[BEGIN Provided entries]

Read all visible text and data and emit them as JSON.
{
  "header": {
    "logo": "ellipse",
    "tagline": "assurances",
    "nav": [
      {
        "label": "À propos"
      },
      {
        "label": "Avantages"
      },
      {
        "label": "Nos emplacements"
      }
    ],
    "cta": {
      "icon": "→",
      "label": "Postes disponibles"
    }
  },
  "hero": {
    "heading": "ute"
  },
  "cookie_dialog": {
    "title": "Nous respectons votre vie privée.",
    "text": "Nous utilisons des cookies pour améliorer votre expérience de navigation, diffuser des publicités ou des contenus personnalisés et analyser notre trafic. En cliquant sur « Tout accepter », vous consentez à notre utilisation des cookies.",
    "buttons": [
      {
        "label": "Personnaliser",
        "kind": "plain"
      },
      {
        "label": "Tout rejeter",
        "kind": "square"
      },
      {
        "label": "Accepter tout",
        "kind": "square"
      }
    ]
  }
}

[END Provided entries]

Aim of the task - Find every line that holds "votre" and copy it.

Response below -
    "title": "Nous respectons votre vie privée.",
    "text": "Nous utilisons des cookies pour améliorer votre expérience de navigation, diffuser des publicités ou des contenus personnalisés et analyser notre trafic. En cliquant sur « Tout accepter », vous consentez à notre utilisation des cookies.",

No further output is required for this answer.